Request ▸ Using the material that follows, identify and copy each line with the string "dáta".

The input ▸
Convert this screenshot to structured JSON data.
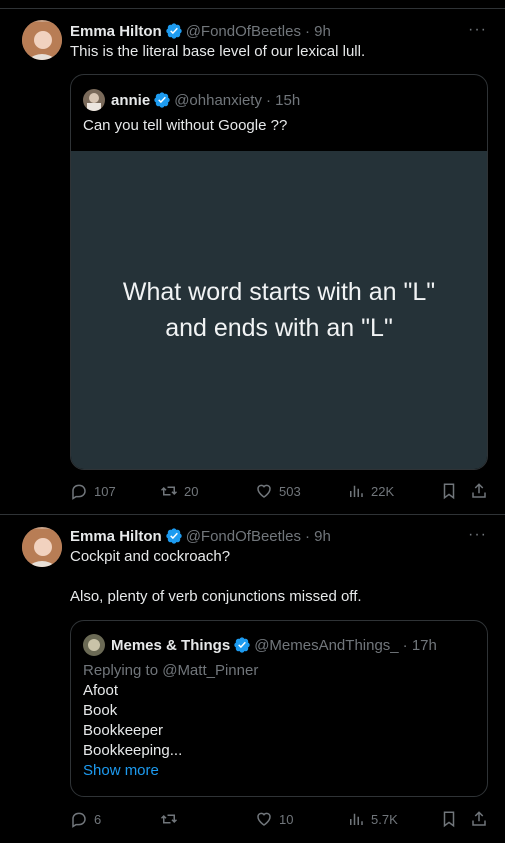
{
  "tweets": [
    {
      "author": {
        "name": "Emma Hilton",
        "handle": "@FondOfBeetles",
        "time": "· 9h"
      },
      "text": "This is the literal base level of our lexical lull.",
      "quote": {
        "author": {
          "name": "annie",
          "handle": "@ohhanxiety",
          "time": "· 15h"
        },
        "text": "Can you tell without Google ??",
        "media_text": "What word starts with an \"L\" and ends with an \"L\""
      },
      "actions": {
        "replies": "107",
        "reposts": "20",
        "likes": "503",
        "views": "22K"
      }
    },
    {
      "author": {
        "name": "Emma Hilton",
        "handle": "@FondOfBeetles",
        "time": "· 9h"
      },
      "text": "Cockpit and cockroach?\n\nAlso, plenty of verb conjunctions missed off.",
      "quote": {
        "author": {
          "name": "Memes & Things",
          "handle": "@MemesAndThings_",
          "time": "· 17h"
        },
        "replying_to": "Replying to @Matt_Pinner",
        "lines": [
          "Afoot",
          "Book",
          "Bookkeeper",
          "Bookkeeping..."
        ],
        "show_more": "Show more"
      },
      "actions": {
        "replies": "6",
        "reposts": "",
        "likes": "10",
        "views": "5.7K"
      }
    }
  ],
  "colors": {
    "background": "#000000",
    "border": "#2f3336",
    "muted": "#71767b",
    "accent": "#1d9bf0",
    "media_bg": "#253238"
  },
  "icons": [
    "verified-badge-icon",
    "more-icon",
    "reply-icon",
    "repost-icon",
    "like-icon",
    "views-icon",
    "bookmark-icon",
    "share-icon"
  ]
}
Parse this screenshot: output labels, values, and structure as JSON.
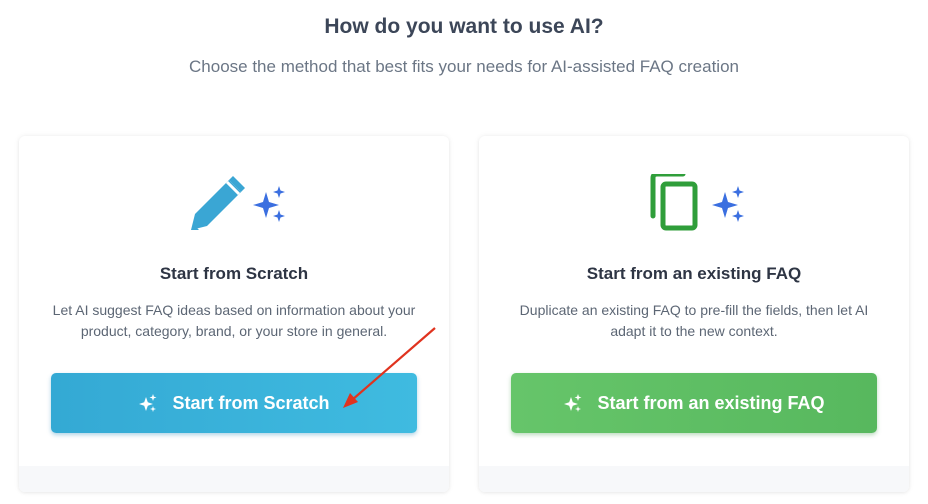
{
  "header": {
    "title": "How do you want to use AI?",
    "subtitle": "Choose the method that best fits your needs for AI-assisted FAQ creation"
  },
  "cards": [
    {
      "icon": "pencil-icon",
      "title": "Start from Scratch",
      "description": "Let AI suggest FAQ ideas based on information about your product, category, brand, or your store in general.",
      "button_label": "Start from Scratch",
      "button_color": "#3bb4dc"
    },
    {
      "icon": "copy-icon",
      "title": "Start from an existing FAQ",
      "description": "Duplicate an existing FAQ to pre-fill the fields, then let AI adapt it to the new context.",
      "button_label": "Start from an existing FAQ",
      "button_color": "#5fbf65"
    }
  ],
  "colors": {
    "sparkle": "#3b6fe0",
    "pencil": "#3aa6d4",
    "copy": "#2f9e3a",
    "annotation_arrow": "#e0331f"
  }
}
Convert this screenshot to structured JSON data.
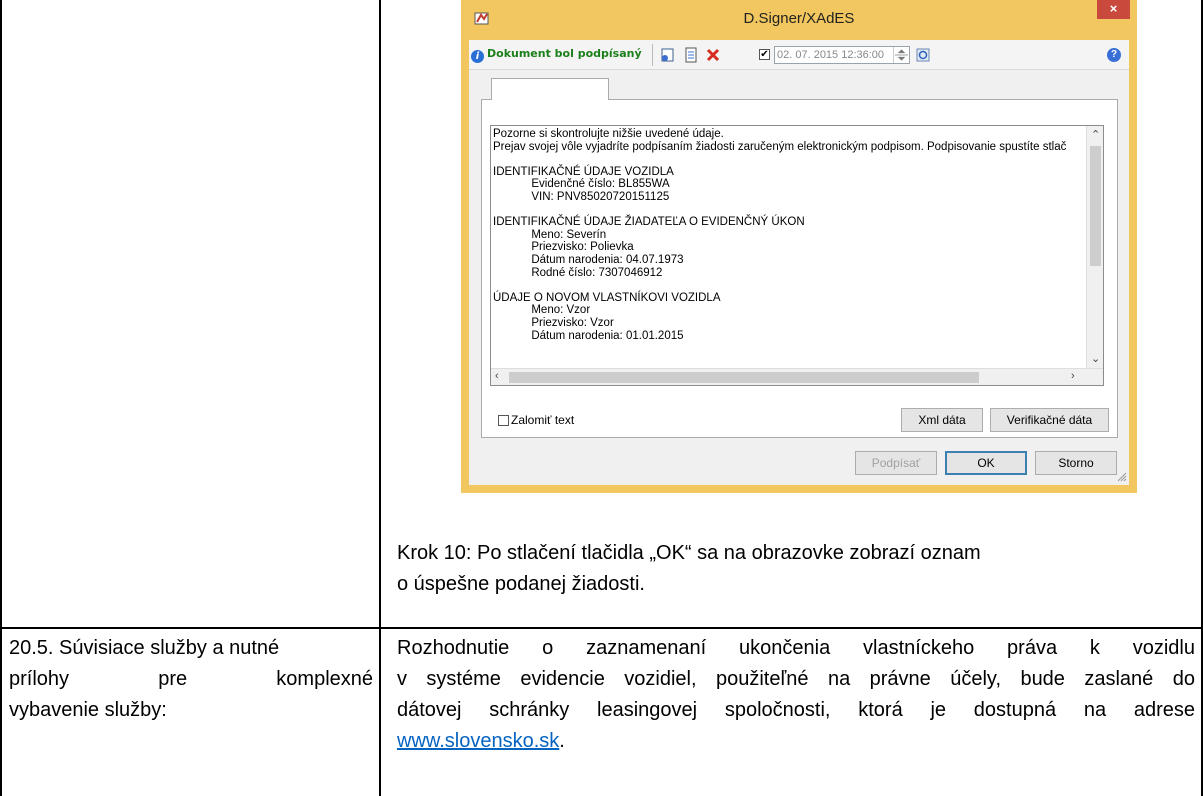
{
  "dialog": {
    "title": "D.Signer/XAdES",
    "close_glyph": "×",
    "status": "Dokument bol podpísaný",
    "info_glyph": "i",
    "help_glyph": "?",
    "checkbox_mark": "✔",
    "datetime": "02. 07. 2015 12:36:00",
    "content_lines": [
      "Pozorne si skontrolujte nižšie uvedené údaje.",
      "Prejav svojej vôle vyjadríte podpísaním žiadosti zaručeným elektronickým podpisom. Podpisovanie spustíte stlač",
      "",
      "IDENTIFIKAČNÉ ÚDAJE VOZIDLA",
      "            Evidenčné číslo: BL855WA",
      "            VIN: PNV85020720151125",
      "",
      "IDENTIFIKAČNÉ ÚDAJE ŽIADATEĽA O EVIDENČNÝ ÚKON",
      "            Meno: Severín",
      "            Priezvisko: Polievka",
      "            Dátum narodenia: 04.07.1973",
      "            Rodné číslo: 7307046912",
      "",
      "ÚDAJE O NOVOM VLASTNÍKOVI VOZIDLA",
      "            Meno: Vzor",
      "            Priezvisko: Vzor",
      "            Dátum narodenia: 01.01.2015"
    ],
    "wrap_label": "Zalomiť text",
    "btn_xml": "Xml dáta",
    "btn_verify": "Verifikačné dáta",
    "btn_sign": "Podpísať",
    "btn_ok": "OK",
    "btn_cancel": "Storno"
  },
  "step": {
    "line1": "Krok 10: Po stlačení tlačidla „OK“ sa na obrazovke zobrazí oznam",
    "line2": "o úspešne podanej žiadosti."
  },
  "section": {
    "label_line1": "20.5. Súvisiace služby a nutné",
    "label_line2_word1": "prílohy",
    "label_line2_word2": "pre",
    "label_line2_word3": "komplexné",
    "label_line3": "vybavenie služby:",
    "text_line1": "Rozhodnutie o zaznamenaní ukončenia vlastníckeho práva k vozidlu",
    "text_line2": "v systéme evidencie vozidiel, použiteľné na právne účely,  bude zaslané do",
    "text_line3": "dátovej schránky leasingovej spoločnosti, ktorá je dostupná na adrese",
    "link": "www.slovensko.sk",
    "link_suffix": "."
  }
}
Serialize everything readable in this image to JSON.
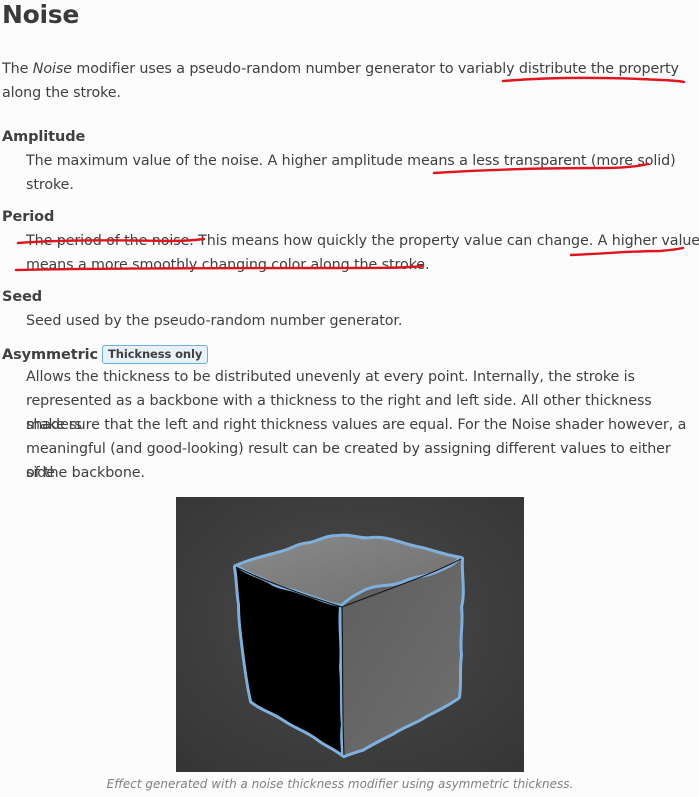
{
  "title": "Noise",
  "intro": {
    "pre": "The ",
    "em": "Noise",
    "line1": " modifier uses a pseudo-random number generator to variably distribute the property",
    "line2": "along the stroke."
  },
  "amplitude": {
    "term": "Amplitude",
    "line1": "The maximum value of the noise. A higher amplitude means a less transparent (more solid)",
    "line2": "stroke."
  },
  "period": {
    "term": "Period",
    "line1": "The period of the noise. This means how quickly the property value can change. A higher value",
    "line2": "means a more smoothly changing color along the stroke."
  },
  "seed": {
    "term": "Seed",
    "line1": "Seed used by the pseudo-random number generator."
  },
  "asymmetric": {
    "term": "Asymmetric",
    "badge": "Thickness only",
    "line1": "Allows the thickness to be distributed unevenly at every point. Internally, the stroke is",
    "line2": "represented as a backbone with a thickness to the right and left side. All other thickness shaders",
    "line3": "make sure that the left and right thickness values are equal. For the Noise shader however, a",
    "line4": "meaningful (and good-looking) result can be created by assigning different values to either side",
    "line5": "of the backbone."
  },
  "figure": {
    "caption": "Effect generated with a noise thickness modifier using asymmetric thickness."
  },
  "colors": {
    "annotation": "#e0141e",
    "stroke": "#7fb0dd"
  }
}
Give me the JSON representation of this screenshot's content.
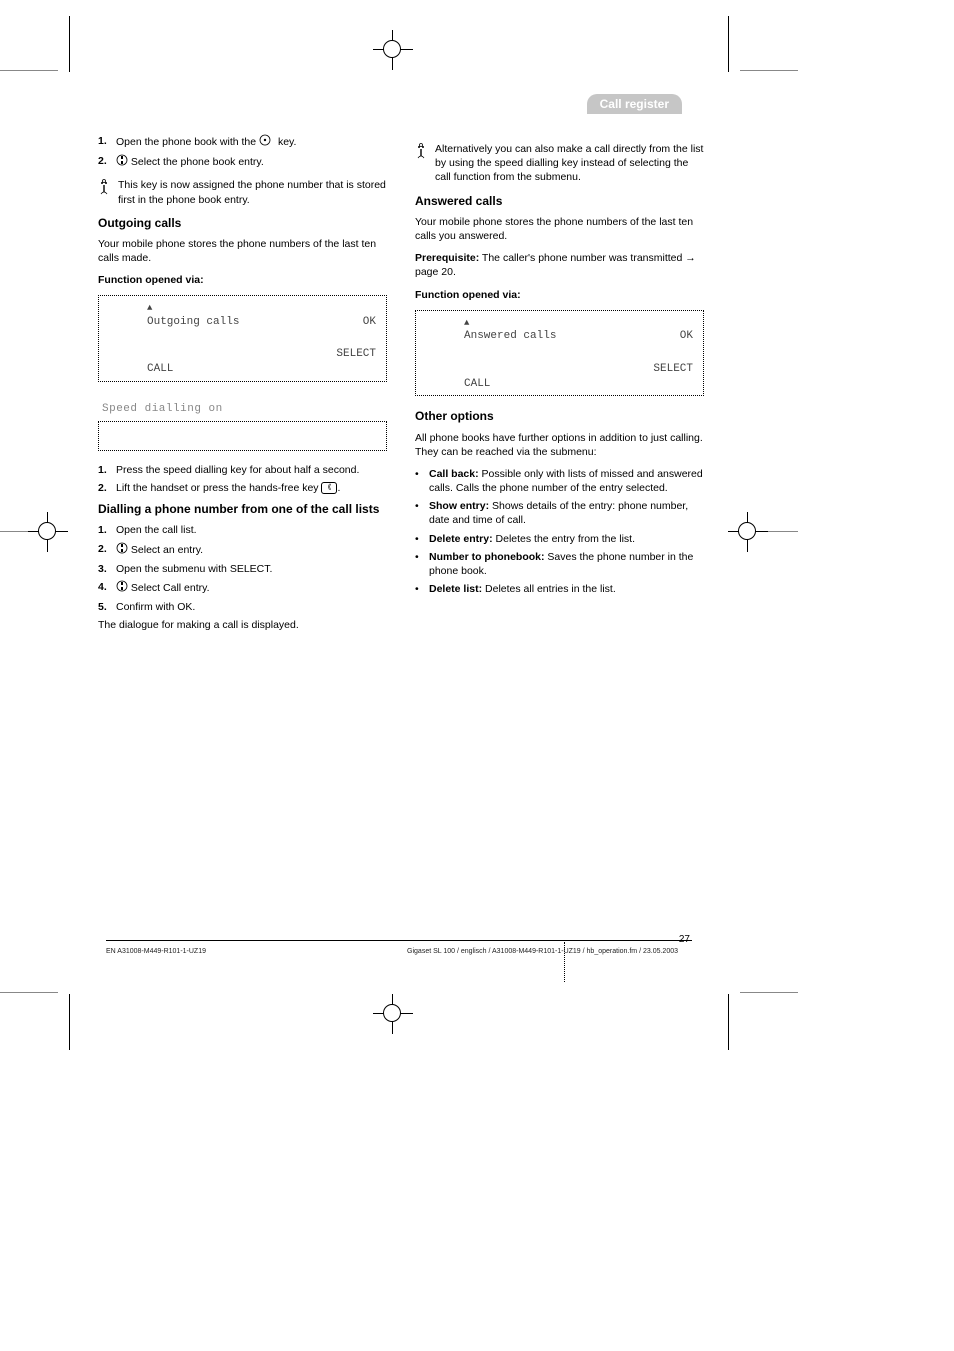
{
  "tab_label": "Call register",
  "page_number": "27",
  "footer_left": "EN A31008-M449-R101-1-UZ19",
  "footer_right": "Gigaset SL 100 / englisch / A31008-M449-R101-1-UZ19 / hb_operation.fm / 23.05.2003",
  "left": {
    "step1_n": "1.",
    "step1_text": "Open the phone book with the         key.",
    "step2_n": "2.",
    "step2_s": "s",
    "step2_text": "Select the phone book entry.",
    "note1": "This key is now assigned the phone number that is stored first in the phone book entry.",
    "outgoing_heading": "Outgoing calls",
    "outgoing_intro": "Your mobile phone stores the phone numbers of the last ten calls made.",
    "outgoing_funclabel": "Function opened via:",
    "lcd1_line1": "Outgoing calls",
    "lcd1_ok": "OK",
    "lcd1_select": "SELECT",
    "lcd1_call": "CALL",
    "speed_label": "Speed dialling on",
    "speed_step1_n": "1.",
    "speed_step1_text": "Press the speed dialling key for about half a second.",
    "speed_step2_n": "2.",
    "speed_step2_text": "Lift the handset or press the hands-free key          .",
    "dial_heading": "Dialling a phone number from one of the call lists",
    "dial_step1_n": "1.",
    "dial_step1_text": "Open the call list.",
    "dial_step2_n": "2.",
    "dial_step2_s": "s",
    "dial_step2_text": "Select an entry.",
    "dial_step3_n": "3.",
    "dial_step3_text": "Open the submenu with SELECT.",
    "dial_step4_n": "4.",
    "dial_step4_s": "s",
    "dial_step4_text": "Select Call entry.",
    "dial_step5_n": "5.",
    "dial_step5_text": "Confirm with OK.",
    "dial_post": "The dialogue for making a call is displayed."
  },
  "right": {
    "note1": "Alternatively you can also make a call directly from the list by using the speed dialling key instead of selecting the call function from the submenu.",
    "answered_heading": "Answered calls",
    "answered_intro": "Your mobile phone stores the phone numbers of the last ten calls you answered.",
    "answered_prereq_label": "Prerequisite:",
    "answered_prereq_text": "The caller's phone number was transmitted  page 20.",
    "answered_funclabel": "Function opened via:",
    "lcd2_line1": "Answered calls",
    "lcd2_ok": "OK",
    "lcd2_select": "SELECT",
    "lcd2_call": "CALL",
    "options_heading": "Other options",
    "options_intro": "All phone books have further options in addition to just calling. They can be reached via the submenu:",
    "opt1_t": "Call back:",
    "opt1_d": "Possible only with lists of missed and answered calls. Calls the phone number of the entry selected.",
    "opt2_t": "Show entry:",
    "opt2_d": "Shows details of the entry: phone number, date and time of call.",
    "opt3_t": "Delete entry:",
    "opt3_d": "Deletes the entry from the list.",
    "opt4_t": "Number to phonebook:",
    "opt4_d": "Saves the phone number in the phone book.",
    "opt5_t": "Delete list:",
    "opt5_d": "Deletes all entries in the list."
  }
}
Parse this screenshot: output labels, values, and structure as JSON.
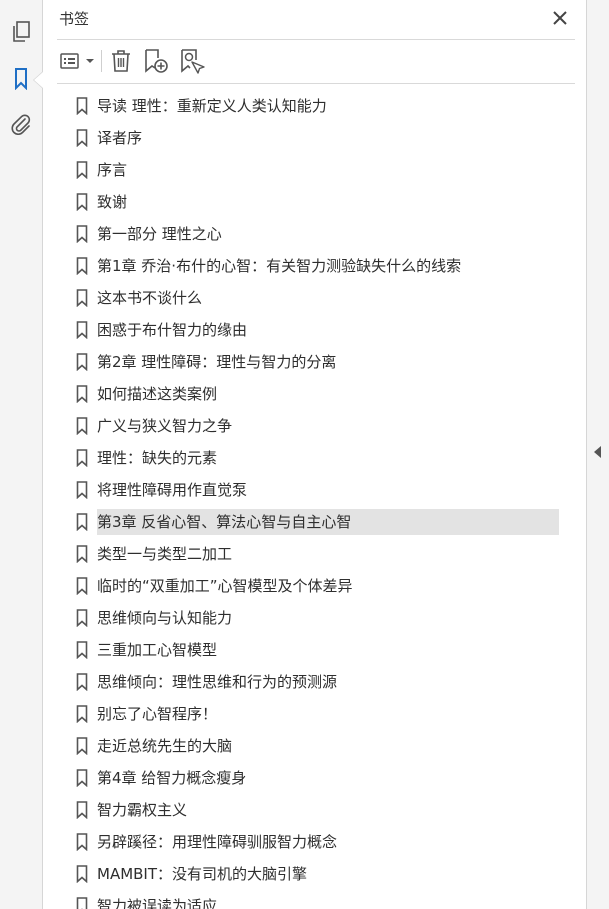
{
  "rail": {
    "items": [
      {
        "name": "pages-icon"
      },
      {
        "name": "bookmarks-icon"
      },
      {
        "name": "attachments-icon"
      }
    ]
  },
  "panel": {
    "title": "书签",
    "close_icon": "close-icon"
  },
  "toolbar": {
    "items": [
      "options-menu-icon",
      "delete-bookmark-icon",
      "new-bookmark-icon",
      "find-current-bookmark-icon"
    ]
  },
  "bookmarks": [
    {
      "label": "导读 理性：重新定义人类认知能力"
    },
    {
      "label": "译者序"
    },
    {
      "label": "序言"
    },
    {
      "label": "致谢"
    },
    {
      "label": "第一部分 理性之心"
    },
    {
      "label": "第1章 乔治·布什的心智：有关智力测验缺失什么的线索"
    },
    {
      "label": "这本书不谈什么"
    },
    {
      "label": "困惑于布什智力的缘由"
    },
    {
      "label": "第2章 理性障碍：理性与智力的分离"
    },
    {
      "label": "如何描述这类案例"
    },
    {
      "label": "广义与狭义智力之争"
    },
    {
      "label": "理性：缺失的元素"
    },
    {
      "label": "将理性障碍用作直觉泵"
    },
    {
      "label": "第3章 反省心智、算法心智与自主心智",
      "selected": true
    },
    {
      "label": "类型一与类型二加工"
    },
    {
      "label": "临时的“双重加工”心智模型及个体差异"
    },
    {
      "label": "思维倾向与认知能力"
    },
    {
      "label": "三重加工心智模型"
    },
    {
      "label": "思维倾向：理性思维和行为的预测源"
    },
    {
      "label": "别忘了心智程序！"
    },
    {
      "label": "走近总统先生的大脑"
    },
    {
      "label": "第4章 给智力概念瘦身"
    },
    {
      "label": "智力霸权主义"
    },
    {
      "label": "另辟蹊径：用理性障碍驯服智力概念"
    },
    {
      "label": "MAMBIT：没有司机的大脑引擎"
    },
    {
      "label": "智力被误读为适应"
    }
  ],
  "colors": {
    "accent": "#1f6fc5",
    "selected_bg": "#e3e3e3",
    "rail_bg": "#f4f4f4"
  }
}
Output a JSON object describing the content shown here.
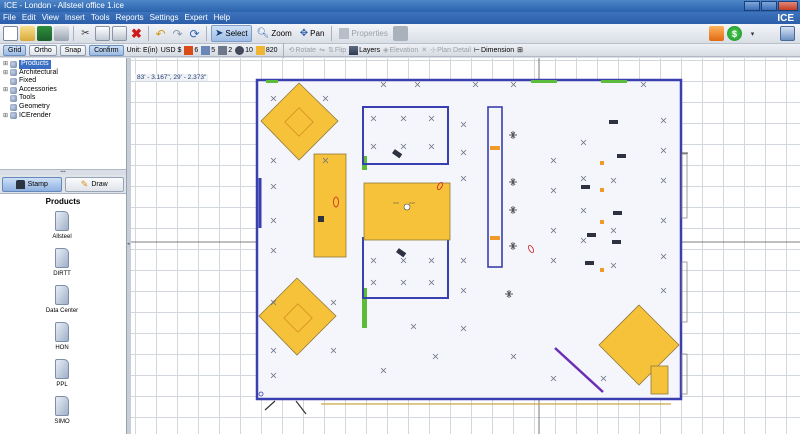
{
  "window": {
    "title": "ICE - London - Allsteel office 1.ice"
  },
  "menu": [
    "File",
    "Edit",
    "View",
    "Insert",
    "Tools",
    "Reports",
    "Settings",
    "Expert",
    "Help"
  ],
  "brand": "ICE",
  "toolbar": {
    "select": "Select",
    "zoom": "Zoom",
    "pan": "Pan",
    "properties": "Properties"
  },
  "toolbar2": {
    "grid": "Grid",
    "ortho": "Ortho",
    "snap": "Snap",
    "confirm": "Confirm",
    "unit": "Unit: E(in)",
    "currency": "USD $",
    "count_a": "6",
    "count_b": "5",
    "count_c": "2",
    "count_d": "10",
    "count_e": "820",
    "rotate": "Rotate",
    "flip": "Flip",
    "layers": "Layers",
    "elevation": "Elevation",
    "plan_detail": "Plan Detail",
    "dimension": "Dimension"
  },
  "tree": [
    "Products",
    "Architectural",
    "Fixed",
    "Accessories",
    "Tools",
    "Geometry",
    "ICErender"
  ],
  "tabs": {
    "stamp": "Stamp",
    "draw": "Draw"
  },
  "catalog": {
    "title": "Products",
    "items": [
      "Allsteel",
      "DIRTT",
      "Data Center",
      "HON",
      "PPL",
      "SIMO"
    ]
  },
  "status": {
    "coordinates": "83' - 3.167\", 29' - 2.373\""
  },
  "colors": {
    "wall": "#3a3fb0",
    "zone": "#f5c23a",
    "brand": "#2f67b2"
  }
}
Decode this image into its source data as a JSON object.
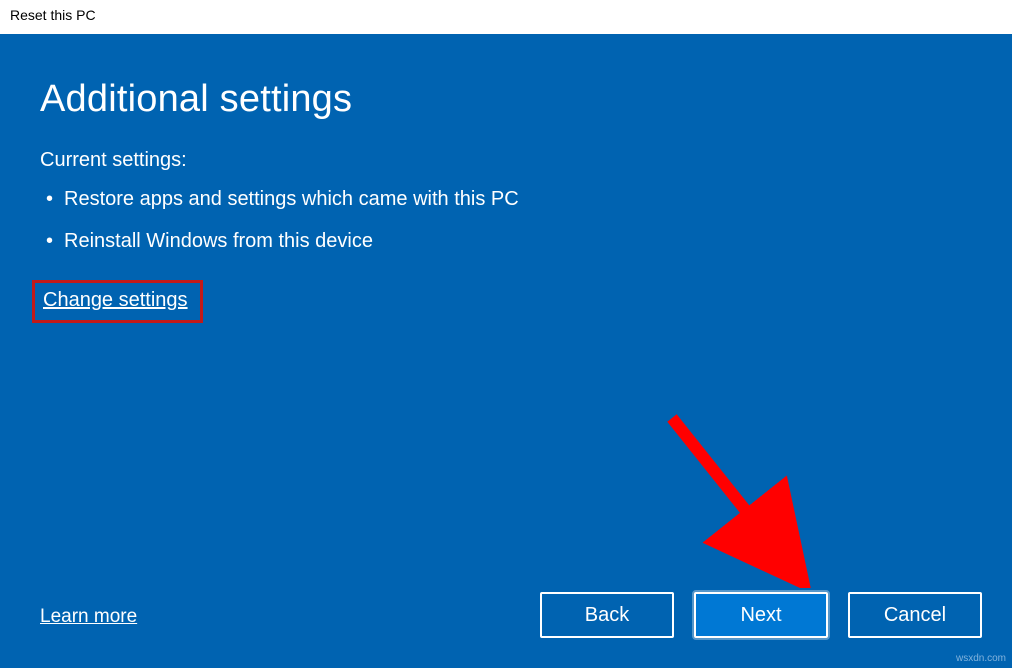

Response ▸
    "btn_xml": "Xml dáta",
    "btn_verify": "Verifikačné dáta",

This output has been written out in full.